**Short problem:**
Give only the number of lines in these records that contain the word "ylabel".
>> START Data provided
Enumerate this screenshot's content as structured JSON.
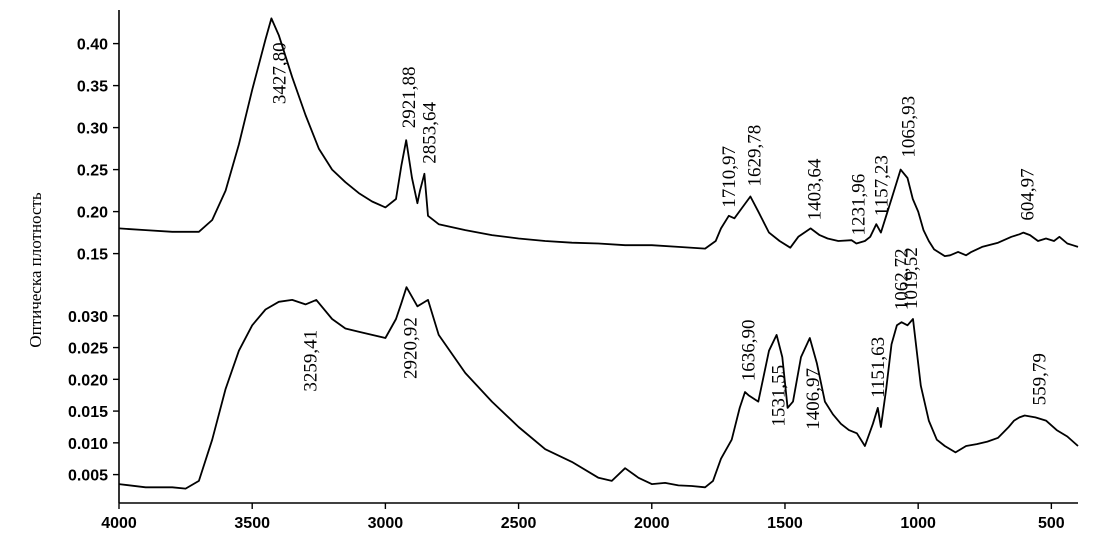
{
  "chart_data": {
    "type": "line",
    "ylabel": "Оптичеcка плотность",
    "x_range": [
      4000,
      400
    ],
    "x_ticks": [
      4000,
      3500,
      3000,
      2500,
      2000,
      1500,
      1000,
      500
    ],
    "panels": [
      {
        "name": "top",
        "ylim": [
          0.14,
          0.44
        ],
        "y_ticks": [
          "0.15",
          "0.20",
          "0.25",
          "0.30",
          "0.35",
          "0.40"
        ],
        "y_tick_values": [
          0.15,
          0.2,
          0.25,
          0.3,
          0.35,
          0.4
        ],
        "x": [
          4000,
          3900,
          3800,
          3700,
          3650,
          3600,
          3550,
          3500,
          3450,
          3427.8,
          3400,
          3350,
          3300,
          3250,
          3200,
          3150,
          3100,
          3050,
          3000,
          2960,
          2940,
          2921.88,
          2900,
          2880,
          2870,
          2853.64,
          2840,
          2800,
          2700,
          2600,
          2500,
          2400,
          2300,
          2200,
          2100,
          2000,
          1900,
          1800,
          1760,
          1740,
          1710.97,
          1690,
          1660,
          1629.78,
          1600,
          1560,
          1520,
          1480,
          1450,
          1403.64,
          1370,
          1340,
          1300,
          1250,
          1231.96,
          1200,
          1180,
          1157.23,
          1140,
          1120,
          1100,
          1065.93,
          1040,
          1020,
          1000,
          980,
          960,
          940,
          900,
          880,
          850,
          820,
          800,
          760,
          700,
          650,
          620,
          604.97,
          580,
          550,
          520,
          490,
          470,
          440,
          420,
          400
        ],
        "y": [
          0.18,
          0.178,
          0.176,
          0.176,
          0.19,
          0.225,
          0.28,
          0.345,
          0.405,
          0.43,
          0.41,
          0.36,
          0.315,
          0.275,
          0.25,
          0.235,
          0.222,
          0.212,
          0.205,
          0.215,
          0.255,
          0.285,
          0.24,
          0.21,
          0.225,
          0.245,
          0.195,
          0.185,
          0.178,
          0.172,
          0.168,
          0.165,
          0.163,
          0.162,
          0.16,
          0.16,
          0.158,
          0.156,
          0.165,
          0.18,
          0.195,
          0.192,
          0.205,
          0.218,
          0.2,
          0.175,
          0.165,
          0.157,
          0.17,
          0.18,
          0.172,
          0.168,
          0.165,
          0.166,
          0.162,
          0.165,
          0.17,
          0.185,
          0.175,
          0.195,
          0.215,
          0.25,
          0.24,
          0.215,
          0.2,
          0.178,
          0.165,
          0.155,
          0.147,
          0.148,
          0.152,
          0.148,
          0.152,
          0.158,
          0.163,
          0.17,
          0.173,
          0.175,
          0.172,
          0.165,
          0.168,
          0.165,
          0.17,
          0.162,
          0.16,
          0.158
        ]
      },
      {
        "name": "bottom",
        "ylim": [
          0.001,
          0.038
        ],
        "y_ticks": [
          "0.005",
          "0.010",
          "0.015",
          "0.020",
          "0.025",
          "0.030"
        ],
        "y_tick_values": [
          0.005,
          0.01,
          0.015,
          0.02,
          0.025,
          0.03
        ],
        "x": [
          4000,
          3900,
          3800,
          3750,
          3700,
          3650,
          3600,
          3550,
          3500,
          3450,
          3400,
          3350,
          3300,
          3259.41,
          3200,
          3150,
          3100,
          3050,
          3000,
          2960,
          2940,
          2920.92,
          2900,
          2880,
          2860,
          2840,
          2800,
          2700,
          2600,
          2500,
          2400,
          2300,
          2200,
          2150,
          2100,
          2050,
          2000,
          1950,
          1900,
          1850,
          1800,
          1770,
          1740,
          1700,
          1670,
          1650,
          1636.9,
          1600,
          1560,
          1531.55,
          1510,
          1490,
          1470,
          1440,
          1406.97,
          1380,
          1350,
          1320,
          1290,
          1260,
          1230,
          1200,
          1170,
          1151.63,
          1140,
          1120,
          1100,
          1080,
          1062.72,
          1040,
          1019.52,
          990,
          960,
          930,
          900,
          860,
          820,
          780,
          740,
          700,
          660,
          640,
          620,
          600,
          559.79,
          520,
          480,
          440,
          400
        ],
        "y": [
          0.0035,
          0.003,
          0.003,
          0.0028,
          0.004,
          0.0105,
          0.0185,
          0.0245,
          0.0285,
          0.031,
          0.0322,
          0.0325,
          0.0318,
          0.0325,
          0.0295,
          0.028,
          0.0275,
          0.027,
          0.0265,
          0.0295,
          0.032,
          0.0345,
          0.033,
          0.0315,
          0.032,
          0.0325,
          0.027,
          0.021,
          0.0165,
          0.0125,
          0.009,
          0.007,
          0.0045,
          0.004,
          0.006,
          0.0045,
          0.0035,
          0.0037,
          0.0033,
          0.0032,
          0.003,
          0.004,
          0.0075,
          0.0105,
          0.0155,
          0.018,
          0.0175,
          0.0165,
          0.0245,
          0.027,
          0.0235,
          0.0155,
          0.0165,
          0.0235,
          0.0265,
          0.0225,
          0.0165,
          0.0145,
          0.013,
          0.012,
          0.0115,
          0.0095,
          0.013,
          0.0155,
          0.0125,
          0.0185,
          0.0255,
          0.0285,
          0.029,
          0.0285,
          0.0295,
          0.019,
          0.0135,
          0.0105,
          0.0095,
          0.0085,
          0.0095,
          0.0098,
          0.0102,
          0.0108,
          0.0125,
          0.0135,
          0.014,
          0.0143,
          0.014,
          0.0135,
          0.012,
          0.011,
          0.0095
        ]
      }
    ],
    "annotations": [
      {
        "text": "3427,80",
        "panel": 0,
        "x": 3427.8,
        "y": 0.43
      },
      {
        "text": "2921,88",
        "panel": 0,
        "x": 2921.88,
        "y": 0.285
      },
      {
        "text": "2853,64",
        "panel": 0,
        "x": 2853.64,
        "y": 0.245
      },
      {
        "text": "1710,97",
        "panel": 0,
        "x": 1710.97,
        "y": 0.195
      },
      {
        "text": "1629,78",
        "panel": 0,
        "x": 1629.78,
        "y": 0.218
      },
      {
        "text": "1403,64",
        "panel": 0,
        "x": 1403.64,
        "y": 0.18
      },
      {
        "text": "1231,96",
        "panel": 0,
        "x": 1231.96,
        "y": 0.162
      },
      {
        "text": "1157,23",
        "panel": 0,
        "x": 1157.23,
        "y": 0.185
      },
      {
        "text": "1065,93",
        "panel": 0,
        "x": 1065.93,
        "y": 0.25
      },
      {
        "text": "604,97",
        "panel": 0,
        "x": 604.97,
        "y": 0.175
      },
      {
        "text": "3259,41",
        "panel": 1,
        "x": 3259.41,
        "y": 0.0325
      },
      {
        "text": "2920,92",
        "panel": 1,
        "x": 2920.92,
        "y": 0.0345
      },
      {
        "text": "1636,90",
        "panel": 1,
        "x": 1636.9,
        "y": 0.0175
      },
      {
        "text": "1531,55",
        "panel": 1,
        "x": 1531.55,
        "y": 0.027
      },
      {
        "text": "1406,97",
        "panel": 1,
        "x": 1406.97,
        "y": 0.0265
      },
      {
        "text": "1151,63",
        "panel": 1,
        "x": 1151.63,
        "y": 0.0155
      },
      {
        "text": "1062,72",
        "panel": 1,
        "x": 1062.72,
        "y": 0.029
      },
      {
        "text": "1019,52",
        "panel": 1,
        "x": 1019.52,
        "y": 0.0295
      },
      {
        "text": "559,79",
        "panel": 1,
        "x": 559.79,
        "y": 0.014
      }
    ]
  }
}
>> END Data provided
>> START Data provided
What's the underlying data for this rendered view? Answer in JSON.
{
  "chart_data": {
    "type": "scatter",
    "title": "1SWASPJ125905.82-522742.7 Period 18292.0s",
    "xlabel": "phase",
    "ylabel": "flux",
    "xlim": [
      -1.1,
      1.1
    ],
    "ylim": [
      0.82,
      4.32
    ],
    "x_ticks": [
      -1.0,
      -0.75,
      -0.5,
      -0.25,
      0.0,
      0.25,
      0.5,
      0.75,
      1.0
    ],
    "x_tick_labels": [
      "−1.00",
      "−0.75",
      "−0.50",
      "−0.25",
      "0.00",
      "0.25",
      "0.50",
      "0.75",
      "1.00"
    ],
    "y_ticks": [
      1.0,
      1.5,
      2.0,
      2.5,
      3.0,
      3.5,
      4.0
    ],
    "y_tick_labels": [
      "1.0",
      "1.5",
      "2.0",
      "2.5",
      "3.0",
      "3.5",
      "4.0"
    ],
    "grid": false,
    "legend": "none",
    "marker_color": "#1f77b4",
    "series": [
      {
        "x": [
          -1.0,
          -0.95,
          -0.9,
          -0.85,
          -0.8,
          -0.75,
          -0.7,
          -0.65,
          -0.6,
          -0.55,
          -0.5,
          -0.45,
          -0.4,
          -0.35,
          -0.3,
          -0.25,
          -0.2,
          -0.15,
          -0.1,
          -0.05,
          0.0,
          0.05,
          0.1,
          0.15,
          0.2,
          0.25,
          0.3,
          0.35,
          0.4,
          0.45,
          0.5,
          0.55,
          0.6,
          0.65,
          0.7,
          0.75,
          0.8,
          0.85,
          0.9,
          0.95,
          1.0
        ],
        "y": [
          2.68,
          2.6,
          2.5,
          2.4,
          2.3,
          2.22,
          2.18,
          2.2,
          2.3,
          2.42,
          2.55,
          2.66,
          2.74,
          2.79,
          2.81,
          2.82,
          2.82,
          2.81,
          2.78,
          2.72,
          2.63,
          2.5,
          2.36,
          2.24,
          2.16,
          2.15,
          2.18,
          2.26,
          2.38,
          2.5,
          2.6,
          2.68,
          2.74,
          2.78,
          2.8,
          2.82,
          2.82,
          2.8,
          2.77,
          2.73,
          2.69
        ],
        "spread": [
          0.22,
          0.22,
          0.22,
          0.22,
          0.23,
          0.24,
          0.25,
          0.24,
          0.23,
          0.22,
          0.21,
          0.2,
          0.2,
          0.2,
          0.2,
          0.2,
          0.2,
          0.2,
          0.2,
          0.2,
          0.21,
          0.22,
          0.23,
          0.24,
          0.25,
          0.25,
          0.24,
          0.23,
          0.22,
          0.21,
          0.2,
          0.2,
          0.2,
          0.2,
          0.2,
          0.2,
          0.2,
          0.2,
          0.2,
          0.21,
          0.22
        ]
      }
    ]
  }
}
>> END Data provided
**Output of the task:**
2